YOUR TASK - Drop the pictures, then extract the listing word for word.

EXERCISE DATA -
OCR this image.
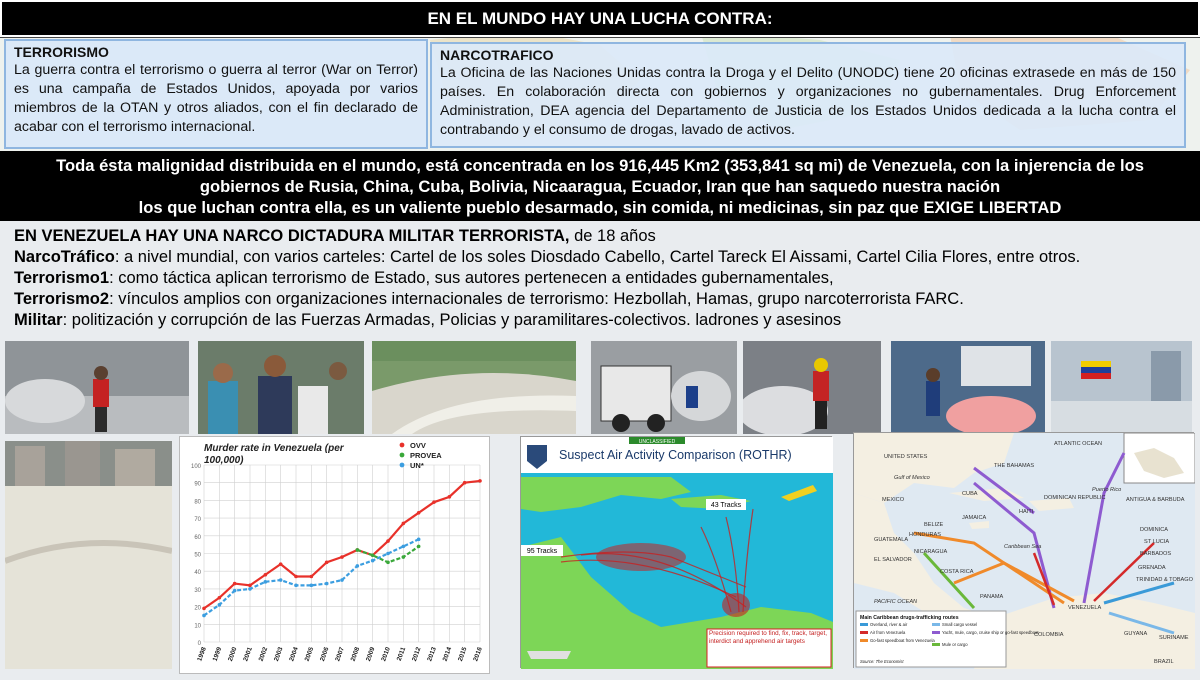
EN EL MUNDO HAY UNA LUCHA CONTRA:
TERRORISMO

La guerra contra el terrorismo o guerra al terror (War on Terror) es una campaña de Estados Unidos, apoyada por varios miembros de la OTAN y otros aliados, con el fin declarado de acabar con el terrorismo internacional.

NARCOTRAFICO

La Oficina de las Naciones Unidas contra la Droga y el Delito (UNODC) tiene 20 oficinas extrasede en más de 150 países. En colaboración directa con gobiernos y organizaciones no gubernamentales. Drug Enforcement Administration, DEA agencia del Departamento de Justicia de los Estados Unidos dedicada a la lucha contra el contrabando y el consumo de drogas, lavado de activos.

Toda ésta malignidad distribuida en el mundo, está concentrada en los 916,445 Km2 (353,841 sq mi) de Venezuela, con la injerencia de los
gobiernos de Rusia, China, Cuba, Bolivia, Nicaaragua, Ecuador, Iran que han saquedo nuestra nación
los que luchan contra ella, es un valiente pueblo desarmado, sin comida, ni medicinas, sin paz que EXIGE LIBERTAD
EN VENEZUELA HAY UNA NARCO DICTADURA MILITAR TERRORISTA, de 18 años
NarcoTráfico: a nivel mundial, con varios carteles: Cartel de los soles Diosdado Cabello, Cartel Tareck El Aissami, Cartel Cilia Flores, entre otros.
Terrorismo1: como táctica aplican terrorismo de Estado, sus autores pertenecen a entidades gubernamentales,
Terrorismo2: vínculos amplios con organizaciones internacionales de terrorismo: Hezbollah, Hamas, grupo narcoterrorista FARC.
Militar: politización y corrupción de las Fuerzas Armadas, Policias y paramilitares-colectivos. ladrones y asesinos
Murder rate in Venezuela (per
100,000)
0
10
20
30
40
50
60
70
80
90
100
1998 1999 2000 2001 2002 2003 2004 2005 2006 2007 2008 2009 2010 2011 2012 2013 2014 2015 2016
OVV
PROVEA
UN*
UNCLASSIFIED
Suspect Air Activity Comparison (ROTHR)
43 Tracks
95 Tracks
Precision required to find, fix, track, target, interdict and apprehend air targets
UNITED STATES
ATLANTIC OCEAN
Gulf of Mexico
THE BAHAMAS
MEXICO
CUBA
HAITI
DOMINICAN REPUBLIC
Puerto Rico
ANTIGUA & BARBUDA
BELIZE
JAMAICA
DOMINICA
ST LUCIA
GUATEMALA
HONDURAS
Caribbean Sea
BARBADOS
EL SALVADOR
NICARAGUA
GRENADA
COSTA RICA
TRINIDAD & TOBAGO
PANAMA
VENEZUELA
PACIFIC OCEAN
COLOMBIA	GUYANA
SURINAME
BRAZIL
Main Caribbean drugs-trafficking routes
Overland, river & air
Air from Venezuela
Go-fast speedboat from Venezuela
Small cargo vessel
Yacht, mule, cargo, cruise ship or go-fast speedboat
Mule or cargo
Source: The Economist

TASK RESULT -
OCR this image.
EN EL MUNDO HAY UNA LUCHA CONTRA:
TERRORISMO

La guerra contra el terrorismo o guerra al terror (War on Terror) es una campaña de Estados Unidos, apoyada por varios miembros de la OTAN y otros aliados, con el fin declarado de acabar con el terrorismo internacional.

NARCOTRAFICO

La Oficina de las Naciones Unidas contra la Droga y el Delito (UNODC) tiene 20 oficinas extrasede en más de 150 países. En colaboración directa con gobiernos y organizaciones no gubernamentales. Drug Enforcement Administration, DEA agencia del Departamento de Justicia de los Estados Unidos dedicada a la lucha contra el contrabando y el consumo de drogas, lavado de activos.

Toda ésta malignidad distribuida en el mundo, está concentrada en los 916,445 Km2 (353,841 sq mi) de Venezuela, con la injerencia de los
gobiernos de Rusia, China, Cuba, Bolivia, Nicaaragua, Ecuador, Iran que han saquedo nuestra nación
los que luchan contra ella, es un valiente pueblo desarmado, sin comida, ni medicinas, sin paz que EXIGE LIBERTAD
EN VENEZUELA HAY UNA NARCO DICTADURA MILITAR TERRORISTA, de 18 años
NarcoTráfico: a nivel mundial, con varios carteles: Cartel de los soles Diosdado Cabello, Cartel Tareck El Aissami, Cartel Cilia Flores, entre otros.
Terrorismo1: como táctica aplican terrorismo de Estado, sus autores pertenecen a entidades gubernamentales,
Terrorismo2: vínculos amplios con organizaciones internacionales de terrorismo: Hezbollah, Hamas, grupo narcoterrorista FARC.
Militar: politización y corrupción de las Fuerzas Armadas, Policias y paramilitares-colectivos. ladrones y asesinos
Murder rate in Venezuela (per
100,000)
0
10
20
30
40
50
60
70
80
90
100
1998 1999 2000 2001 2002 2003 2004 2005 2006 2007 2008 2009 2010 2011 2012 2013 2014 2015 2016
OVV
PROVEA
UN*
UNCLASSIFIED
Suspect Air Activity Comparison (ROTHR)
43 Tracks
95 Tracks
Precision required to find, fix, track, target, interdict and apprehend air targets
UNITED STATES
ATLANTIC OCEAN
Gulf of Mexico
THE BAHAMAS
MEXICO
CUBA
HAITI
DOMINICAN REPUBLIC
Puerto Rico
ANTIGUA & BARBUDA
BELIZE
JAMAICA
DOMINICA
ST LUCIA
GUATEMALA
HONDURAS
Caribbean Sea
BARBADOS
EL SALVADOR
NICARAGUA
GRENADA
COSTA RICA
TRINIDAD & TOBAGO
PANAMA
VENEZUELA
PACIFIC OCEAN
COLOMBIA	GUYANA
SURINAME
BRAZIL
Main Caribbean drugs-trafficking routes
Overland, river & air
Air from Venezuela
Go-fast speedboat from Venezuela
Small cargo vessel
Yacht, mule, cargo, cruise ship or go-fast speedboat
Mule or cargo
Source: The Economist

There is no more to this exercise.